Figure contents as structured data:
◇ ◇ ◇ ◇ ◇ ◇ ◇
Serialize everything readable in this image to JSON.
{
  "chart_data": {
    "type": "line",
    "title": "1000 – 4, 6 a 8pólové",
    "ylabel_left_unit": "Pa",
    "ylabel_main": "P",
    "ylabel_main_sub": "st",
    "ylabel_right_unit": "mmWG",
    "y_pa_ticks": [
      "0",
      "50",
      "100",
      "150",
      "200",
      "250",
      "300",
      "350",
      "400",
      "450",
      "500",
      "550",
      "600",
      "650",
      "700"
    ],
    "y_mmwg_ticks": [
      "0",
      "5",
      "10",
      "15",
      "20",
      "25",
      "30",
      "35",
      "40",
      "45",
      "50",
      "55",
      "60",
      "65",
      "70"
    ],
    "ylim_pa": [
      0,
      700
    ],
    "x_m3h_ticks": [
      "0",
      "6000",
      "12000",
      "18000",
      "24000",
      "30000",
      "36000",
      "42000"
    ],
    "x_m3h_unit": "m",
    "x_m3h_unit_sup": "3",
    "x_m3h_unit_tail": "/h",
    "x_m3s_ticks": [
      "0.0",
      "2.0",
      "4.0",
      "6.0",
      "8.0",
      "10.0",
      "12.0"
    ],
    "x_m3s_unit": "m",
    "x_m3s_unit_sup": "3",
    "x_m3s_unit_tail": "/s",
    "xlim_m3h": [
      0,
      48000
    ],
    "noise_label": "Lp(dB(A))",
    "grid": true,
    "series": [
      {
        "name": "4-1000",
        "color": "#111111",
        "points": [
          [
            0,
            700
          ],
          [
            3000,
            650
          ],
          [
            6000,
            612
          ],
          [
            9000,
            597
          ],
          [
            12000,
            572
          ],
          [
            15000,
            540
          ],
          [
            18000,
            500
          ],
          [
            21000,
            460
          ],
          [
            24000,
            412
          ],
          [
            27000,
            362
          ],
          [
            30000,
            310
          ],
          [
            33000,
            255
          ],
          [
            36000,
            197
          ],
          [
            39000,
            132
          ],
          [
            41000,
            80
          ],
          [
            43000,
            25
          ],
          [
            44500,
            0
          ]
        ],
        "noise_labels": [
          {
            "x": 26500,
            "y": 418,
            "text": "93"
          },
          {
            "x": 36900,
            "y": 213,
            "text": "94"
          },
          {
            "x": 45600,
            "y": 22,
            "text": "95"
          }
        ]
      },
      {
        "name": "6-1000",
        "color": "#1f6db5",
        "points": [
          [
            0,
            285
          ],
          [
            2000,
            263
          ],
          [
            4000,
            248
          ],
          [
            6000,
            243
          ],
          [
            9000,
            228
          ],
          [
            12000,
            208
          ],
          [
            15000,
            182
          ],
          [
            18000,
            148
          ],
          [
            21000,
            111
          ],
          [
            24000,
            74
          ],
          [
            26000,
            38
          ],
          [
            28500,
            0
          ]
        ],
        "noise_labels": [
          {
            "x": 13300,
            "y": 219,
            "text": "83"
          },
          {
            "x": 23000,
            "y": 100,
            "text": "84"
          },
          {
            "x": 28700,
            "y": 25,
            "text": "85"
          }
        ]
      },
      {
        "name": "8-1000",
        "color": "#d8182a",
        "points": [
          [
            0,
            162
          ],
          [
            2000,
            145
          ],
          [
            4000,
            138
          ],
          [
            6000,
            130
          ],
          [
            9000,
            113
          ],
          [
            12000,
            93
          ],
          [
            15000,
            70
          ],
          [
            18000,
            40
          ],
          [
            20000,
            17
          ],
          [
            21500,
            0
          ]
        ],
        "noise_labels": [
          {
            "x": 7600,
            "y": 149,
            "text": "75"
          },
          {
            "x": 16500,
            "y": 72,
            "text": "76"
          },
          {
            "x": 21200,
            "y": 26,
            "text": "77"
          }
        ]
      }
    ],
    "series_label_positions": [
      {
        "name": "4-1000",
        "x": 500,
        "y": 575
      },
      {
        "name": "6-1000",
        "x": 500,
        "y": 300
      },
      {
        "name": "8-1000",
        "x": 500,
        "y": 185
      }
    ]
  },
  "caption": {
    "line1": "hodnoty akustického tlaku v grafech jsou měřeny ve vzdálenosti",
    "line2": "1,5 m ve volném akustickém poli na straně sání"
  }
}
◇ ◇ ◇ ◇ ◇ ◇ ◇
> Goal: Write out all the lines again, exactly as they are.

> Exercise solution:
Serialize everything readable in this image to JSON.
{
  "chart_data": {
    "type": "line",
    "title": "1000 – 4, 6 a 8pólové",
    "ylabel_left_unit": "Pa",
    "ylabel_main": "P",
    "ylabel_main_sub": "st",
    "ylabel_right_unit": "mmWG",
    "y_pa_ticks": [
      "0",
      "50",
      "100",
      "150",
      "200",
      "250",
      "300",
      "350",
      "400",
      "450",
      "500",
      "550",
      "600",
      "650",
      "700"
    ],
    "y_mmwg_ticks": [
      "0",
      "5",
      "10",
      "15",
      "20",
      "25",
      "30",
      "35",
      "40",
      "45",
      "50",
      "55",
      "60",
      "65",
      "70"
    ],
    "ylim_pa": [
      0,
      700
    ],
    "x_m3h_ticks": [
      "0",
      "6000",
      "12000",
      "18000",
      "24000",
      "30000",
      "36000",
      "42000"
    ],
    "x_m3h_unit": "m",
    "x_m3h_unit_sup": "3",
    "x_m3h_unit_tail": "/h",
    "x_m3s_ticks": [
      "0.0",
      "2.0",
      "4.0",
      "6.0",
      "8.0",
      "10.0",
      "12.0"
    ],
    "x_m3s_unit": "m",
    "x_m3s_unit_sup": "3",
    "x_m3s_unit_tail": "/s",
    "xlim_m3h": [
      0,
      48000
    ],
    "noise_label": "Lp(dB(A))",
    "grid": true,
    "series": [
      {
        "name": "4-1000",
        "color": "#111111",
        "points": [
          [
            0,
            700
          ],
          [
            3000,
            650
          ],
          [
            6000,
            612
          ],
          [
            9000,
            597
          ],
          [
            12000,
            572
          ],
          [
            15000,
            540
          ],
          [
            18000,
            500
          ],
          [
            21000,
            460
          ],
          [
            24000,
            412
          ],
          [
            27000,
            362
          ],
          [
            30000,
            310
          ],
          [
            33000,
            255
          ],
          [
            36000,
            197
          ],
          [
            39000,
            132
          ],
          [
            41000,
            80
          ],
          [
            43000,
            25
          ],
          [
            44500,
            0
          ]
        ],
        "noise_labels": [
          {
            "x": 26500,
            "y": 418,
            "text": "93"
          },
          {
            "x": 36900,
            "y": 213,
            "text": "94"
          },
          {
            "x": 45600,
            "y": 22,
            "text": "95"
          }
        ]
      },
      {
        "name": "6-1000",
        "color": "#1f6db5",
        "points": [
          [
            0,
            285
          ],
          [
            2000,
            263
          ],
          [
            4000,
            248
          ],
          [
            6000,
            243
          ],
          [
            9000,
            228
          ],
          [
            12000,
            208
          ],
          [
            15000,
            182
          ],
          [
            18000,
            148
          ],
          [
            21000,
            111
          ],
          [
            24000,
            74
          ],
          [
            26000,
            38
          ],
          [
            28500,
            0
          ]
        ],
        "noise_labels": [
          {
            "x": 13300,
            "y": 219,
            "text": "83"
          },
          {
            "x": 23000,
            "y": 100,
            "text": "84"
          },
          {
            "x": 28700,
            "y": 25,
            "text": "85"
          }
        ]
      },
      {
        "name": "8-1000",
        "color": "#d8182a",
        "points": [
          [
            0,
            162
          ],
          [
            2000,
            145
          ],
          [
            4000,
            138
          ],
          [
            6000,
            130
          ],
          [
            9000,
            113
          ],
          [
            12000,
            93
          ],
          [
            15000,
            70
          ],
          [
            18000,
            40
          ],
          [
            20000,
            17
          ],
          [
            21500,
            0
          ]
        ],
        "noise_labels": [
          {
            "x": 7600,
            "y": 149,
            "text": "75"
          },
          {
            "x": 16500,
            "y": 72,
            "text": "76"
          },
          {
            "x": 21200,
            "y": 26,
            "text": "77"
          }
        ]
      }
    ],
    "series_label_positions": [
      {
        "name": "4-1000",
        "x": 500,
        "y": 575
      },
      {
        "name": "6-1000",
        "x": 500,
        "y": 300
      },
      {
        "name": "8-1000",
        "x": 500,
        "y": 185
      }
    ]
  },
  "caption": {
    "line1": "hodnoty akustického tlaku v grafech jsou měřeny ve vzdálenosti",
    "line2": "1,5 m ve volném akustickém poli na straně sání"
  }
}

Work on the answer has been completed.